## WORKING DATA
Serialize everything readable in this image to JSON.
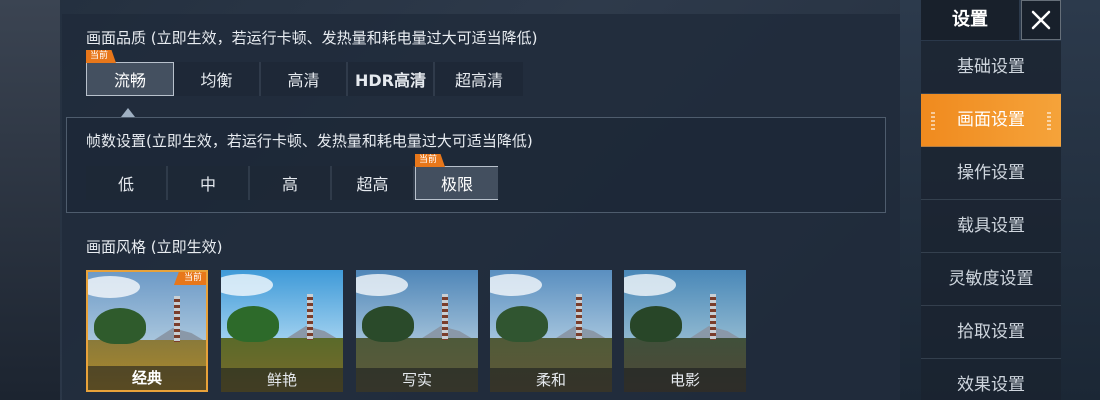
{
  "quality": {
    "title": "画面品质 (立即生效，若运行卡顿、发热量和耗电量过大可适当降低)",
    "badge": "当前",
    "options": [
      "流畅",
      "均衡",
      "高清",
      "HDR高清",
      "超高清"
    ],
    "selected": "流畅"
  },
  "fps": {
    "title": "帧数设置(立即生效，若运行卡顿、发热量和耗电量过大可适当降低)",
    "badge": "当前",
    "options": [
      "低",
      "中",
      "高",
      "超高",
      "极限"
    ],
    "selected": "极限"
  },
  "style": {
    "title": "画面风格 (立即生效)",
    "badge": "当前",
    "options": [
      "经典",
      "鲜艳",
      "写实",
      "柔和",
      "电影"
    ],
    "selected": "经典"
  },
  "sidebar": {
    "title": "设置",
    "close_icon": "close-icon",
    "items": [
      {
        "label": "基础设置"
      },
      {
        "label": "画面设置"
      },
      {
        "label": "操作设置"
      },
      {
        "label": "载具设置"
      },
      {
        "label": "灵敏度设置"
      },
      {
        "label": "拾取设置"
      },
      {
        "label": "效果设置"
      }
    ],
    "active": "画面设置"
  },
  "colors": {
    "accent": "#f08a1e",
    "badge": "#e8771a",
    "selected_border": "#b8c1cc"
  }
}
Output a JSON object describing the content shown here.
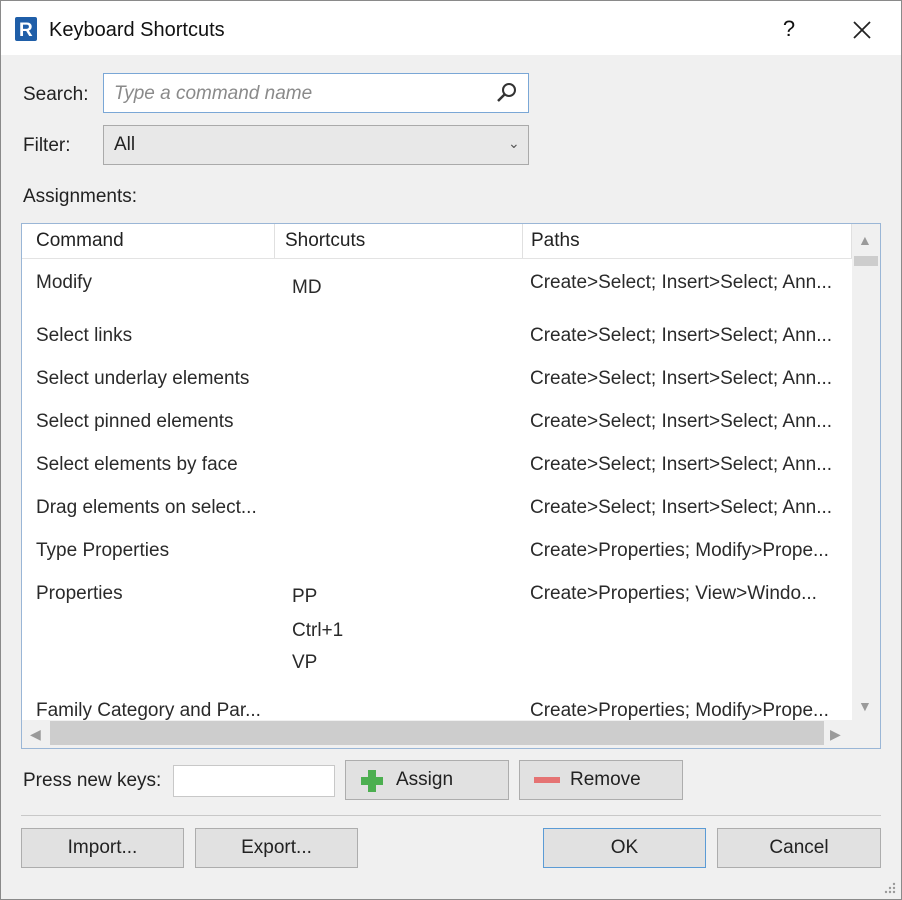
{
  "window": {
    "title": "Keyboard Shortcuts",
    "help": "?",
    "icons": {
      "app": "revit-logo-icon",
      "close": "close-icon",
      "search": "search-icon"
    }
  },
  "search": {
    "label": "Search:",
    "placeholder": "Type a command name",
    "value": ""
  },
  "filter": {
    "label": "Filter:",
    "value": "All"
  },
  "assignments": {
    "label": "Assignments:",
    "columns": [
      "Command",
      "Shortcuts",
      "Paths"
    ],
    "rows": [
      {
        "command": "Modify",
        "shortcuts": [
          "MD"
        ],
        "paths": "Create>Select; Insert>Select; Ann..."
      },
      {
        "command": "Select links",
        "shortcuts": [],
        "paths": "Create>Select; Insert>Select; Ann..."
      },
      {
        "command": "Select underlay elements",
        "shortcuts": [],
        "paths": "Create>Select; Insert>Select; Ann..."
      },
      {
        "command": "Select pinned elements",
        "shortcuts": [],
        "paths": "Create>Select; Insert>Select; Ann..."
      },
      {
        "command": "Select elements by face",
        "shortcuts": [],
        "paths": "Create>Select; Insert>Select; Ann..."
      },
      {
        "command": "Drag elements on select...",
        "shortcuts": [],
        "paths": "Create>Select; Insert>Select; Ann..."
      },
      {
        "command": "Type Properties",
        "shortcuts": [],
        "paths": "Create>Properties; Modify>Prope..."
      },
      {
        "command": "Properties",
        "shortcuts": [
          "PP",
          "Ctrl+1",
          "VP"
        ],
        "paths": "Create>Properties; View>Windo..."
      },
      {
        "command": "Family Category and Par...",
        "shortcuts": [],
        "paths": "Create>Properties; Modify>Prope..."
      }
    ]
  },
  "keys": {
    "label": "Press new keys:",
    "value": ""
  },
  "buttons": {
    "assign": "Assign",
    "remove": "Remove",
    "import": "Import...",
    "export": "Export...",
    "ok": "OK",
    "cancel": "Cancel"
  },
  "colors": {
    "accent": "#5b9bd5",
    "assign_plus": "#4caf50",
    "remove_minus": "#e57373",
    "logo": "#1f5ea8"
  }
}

## BRIEF
Print all of the entries word for word. Skip any images they contain.

## THE OUTPUT
Serialize everything readable in this image to JSON.
{
  "quality": {
    "title": "画面品质 (立即生效，若运行卡顿、发热量和耗电量过大可适当降低)",
    "badge": "当前",
    "options": [
      "流畅",
      "均衡",
      "高清",
      "HDR高清",
      "超高清"
    ],
    "selected": "流畅"
  },
  "fps": {
    "title": "帧数设置(立即生效，若运行卡顿、发热量和耗电量过大可适当降低)",
    "badge": "当前",
    "options": [
      "低",
      "中",
      "高",
      "超高",
      "极限"
    ],
    "selected": "极限"
  },
  "style": {
    "title": "画面风格 (立即生效)",
    "badge": "当前",
    "options": [
      "经典",
      "鲜艳",
      "写实",
      "柔和",
      "电影"
    ],
    "selected": "经典"
  },
  "sidebar": {
    "title": "设置",
    "close_icon": "close-icon",
    "items": [
      {
        "label": "基础设置"
      },
      {
        "label": "画面设置"
      },
      {
        "label": "操作设置"
      },
      {
        "label": "载具设置"
      },
      {
        "label": "灵敏度设置"
      },
      {
        "label": "拾取设置"
      },
      {
        "label": "效果设置"
      }
    ],
    "active": "画面设置"
  },
  "colors": {
    "accent": "#f08a1e",
    "badge": "#e8771a",
    "selected_border": "#b8c1cc"
  }
}
Output a JSON object describing the content shown here.
{
  "window": {
    "title": "Keyboard Shortcuts",
    "help": "?",
    "icons": {
      "app": "revit-logo-icon",
      "close": "close-icon",
      "search": "search-icon"
    }
  },
  "search": {
    "label": "Search:",
    "placeholder": "Type a command name",
    "value": ""
  },
  "filter": {
    "label": "Filter:",
    "value": "All"
  },
  "assignments": {
    "label": "Assignments:",
    "columns": [
      "Command",
      "Shortcuts",
      "Paths"
    ],
    "rows": [
      {
        "command": "Modify",
        "shortcuts": [
          "MD"
        ],
        "paths": "Create>Select; Insert>Select; Ann..."
      },
      {
        "command": "Select links",
        "shortcuts": [],
        "paths": "Create>Select; Insert>Select; Ann..."
      },
      {
        "command": "Select underlay elements",
        "shortcuts": [],
        "paths": "Create>Select; Insert>Select; Ann..."
      },
      {
        "command": "Select pinned elements",
        "shortcuts": [],
        "paths": "Create>Select; Insert>Select; Ann..."
      },
      {
        "command": "Select elements by face",
        "shortcuts": [],
        "paths": "Create>Select; Insert>Select; Ann..."
      },
      {
        "command": "Drag elements on select...",
        "shortcuts": [],
        "paths": "Create>Select; Insert>Select; Ann..."
      },
      {
        "command": "Type Properties",
        "shortcuts": [],
        "paths": "Create>Properties; Modify>Prope..."
      },
      {
        "command": "Properties",
        "shortcuts": [
          "PP",
          "Ctrl+1",
          "VP"
        ],
        "paths": "Create>Properties; View>Windo..."
      },
      {
        "command": "Family Category and Par...",
        "shortcuts": [],
        "paths": "Create>Properties; Modify>Prope..."
      }
    ]
  },
  "keys": {
    "label": "Press new keys:",
    "value": ""
  },
  "buttons": {
    "assign": "Assign",
    "remove": "Remove",
    "import": "Import...",
    "export": "Export...",
    "ok": "OK",
    "cancel": "Cancel"
  },
  "colors": {
    "accent": "#5b9bd5",
    "assign_plus": "#4caf50",
    "remove_minus": "#e57373",
    "logo": "#1f5ea8"
  }
}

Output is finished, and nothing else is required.